_Data for this task_:
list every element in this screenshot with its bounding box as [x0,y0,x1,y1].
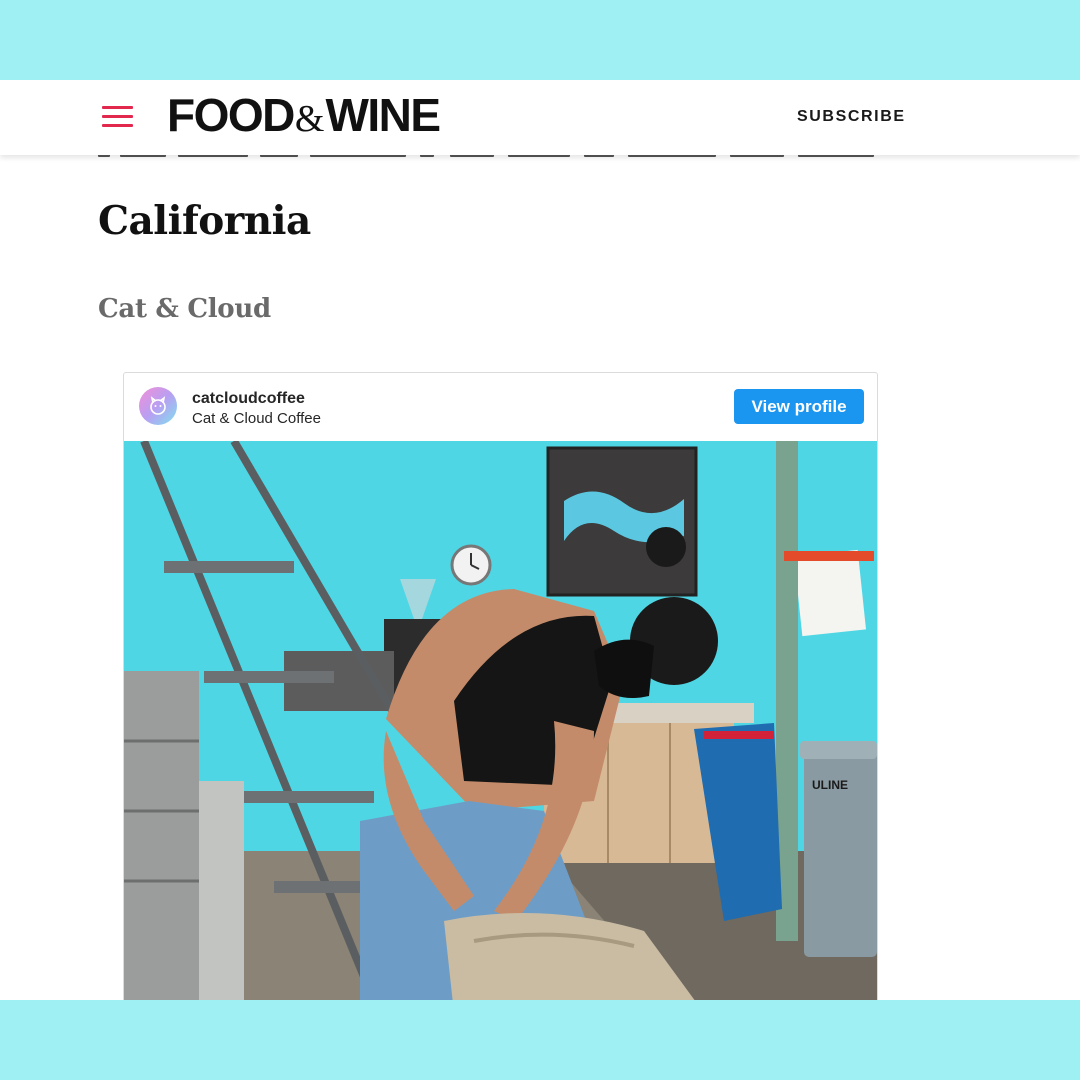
shop-heading: Cat & Cloud [98,294,271,324]
instagram-post-photo[interactable]: ULINE [124,441,877,1000]
site-header: FOOD&WINE SUBSCRIBE [0,80,1080,155]
instagram-display-name: Cat & Cloud Coffee [192,410,321,427]
instagram-embed: catcloudcoffee Cat & Cloud Coffee View p… [123,372,878,1000]
article-page: FOOD&WINE SUBSCRIBE California Cat & Clo… [0,80,1080,1000]
cat-cloud-logo-icon [150,396,166,415]
instagram-handle[interactable]: catcloudcoffee [192,389,305,409]
region-heading: California [98,198,311,244]
profile-avatar[interactable] [139,387,177,425]
hamburger-menu-icon[interactable] [102,106,134,128]
view-profile-button[interactable]: View profile [734,389,864,424]
instagram-embed-header: catcloudcoffee Cat & Cloud Coffee View p… [124,373,877,441]
food-and-wine-logo[interactable]: FOOD&WINE [167,90,441,140]
subscribe-link[interactable]: SUBSCRIBE [797,107,906,127]
bin-label: ULINE [812,778,848,792]
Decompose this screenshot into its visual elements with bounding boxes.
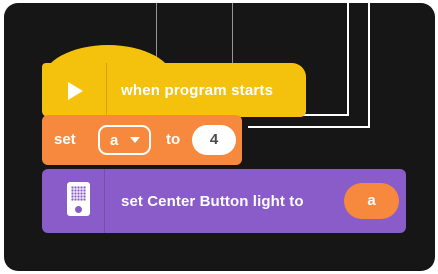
code-canvas[interactable]: when program starts set a to 4 set Cente… xyxy=(4,3,435,271)
connector-wire xyxy=(368,3,370,128)
to-label: to xyxy=(166,131,181,148)
play-icon xyxy=(68,82,83,100)
center-light-label: set Center Button light to xyxy=(121,193,304,210)
hat-label: when program starts xyxy=(121,82,274,99)
set-label: set xyxy=(54,131,76,148)
connector-wire xyxy=(347,3,349,116)
hat-icon-area xyxy=(54,63,107,117)
light-icon-area xyxy=(54,169,105,233)
value-input[interactable]: 4 xyxy=(192,125,236,155)
set-center-button-light-block[interactable]: set Center Button light to a xyxy=(42,169,406,233)
variable-name: a xyxy=(110,132,119,149)
chevron-down-icon xyxy=(130,137,140,143)
variable-dropdown[interactable]: a xyxy=(98,125,151,155)
hub-matrix xyxy=(71,186,86,201)
hub-icon xyxy=(67,182,90,216)
connector-wire xyxy=(248,126,370,128)
variable-reporter[interactable]: a xyxy=(344,183,399,219)
when-program-starts-block[interactable]: when program starts xyxy=(42,45,306,117)
set-variable-block[interactable]: set a to 4 xyxy=(42,115,242,165)
hub-center-button xyxy=(75,206,82,213)
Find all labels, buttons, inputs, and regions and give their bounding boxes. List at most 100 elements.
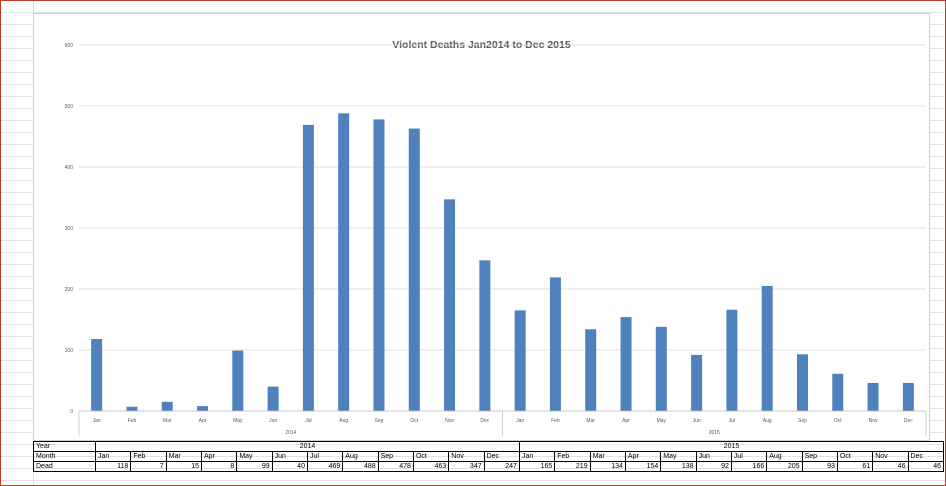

_Work to be completed_:
Reproduce all of the material above line for line, without the pictures.

_Answer_:
list every element in this screenshot with its bounding box as [x0,y0,x1,y1].
shop-heading: Cat & Cloud [98,294,271,324]
instagram-post-photo[interactable]: ULINE [124,441,877,1000]
site-header: FOOD&WINE SUBSCRIBE [0,80,1080,155]
instagram-display-name: Cat & Cloud Coffee [192,410,321,427]
instagram-embed: catcloudcoffee Cat & Cloud Coffee View p… [123,372,878,1000]
article-page: FOOD&WINE SUBSCRIBE California Cat & Clo… [0,80,1080,1000]
cat-cloud-logo-icon [150,396,166,415]
instagram-handle[interactable]: catcloudcoffee [192,389,305,409]
region-heading: California [98,198,311,244]
profile-avatar[interactable] [139,387,177,425]
hamburger-menu-icon[interactable] [102,106,134,128]
view-profile-button[interactable]: View profile [734,389,864,424]
instagram-embed-header: catcloudcoffee Cat & Cloud Coffee View p… [124,373,877,441]
food-and-wine-logo[interactable]: FOOD&WINE [167,90,441,140]
subscribe-link[interactable]: SUBSCRIBE [797,107,906,127]
bin-label: ULINE [812,778,848,792]
Decompose this screenshot into its visual elements with bounding boxes.
code-canvas[interactable]: when program starts set a to 4 set Cente… xyxy=(4,3,435,271)
connector-wire xyxy=(368,3,370,128)
to-label: to xyxy=(166,131,181,148)
play-icon xyxy=(68,82,83,100)
center-light-label: set Center Button light to xyxy=(121,193,304,210)
hat-label: when program starts xyxy=(121,82,274,99)
set-label: set xyxy=(54,131,76,148)
connector-wire xyxy=(347,3,349,116)
hat-icon-area xyxy=(54,63,107,117)
light-icon-area xyxy=(54,169,105,233)
value-input[interactable]: 4 xyxy=(192,125,236,155)
set-center-button-light-block[interactable]: set Center Button light to a xyxy=(42,169,406,233)
variable-name: a xyxy=(110,132,119,149)
chevron-down-icon xyxy=(130,137,140,143)
variable-dropdown[interactable]: a xyxy=(98,125,151,155)
hub-matrix xyxy=(71,186,86,201)
hub-icon xyxy=(67,182,90,216)
connector-wire xyxy=(248,126,370,128)
variable-reporter[interactable]: a xyxy=(344,183,399,219)
when-program-starts-block[interactable]: when program starts xyxy=(42,45,306,117)
set-variable-block[interactable]: set a to 4 xyxy=(42,115,242,165)
hub-center-button xyxy=(75,206,82,213)
Find all labels, buttons, inputs, and regions and give their bounding boxes. List at most 100 elements.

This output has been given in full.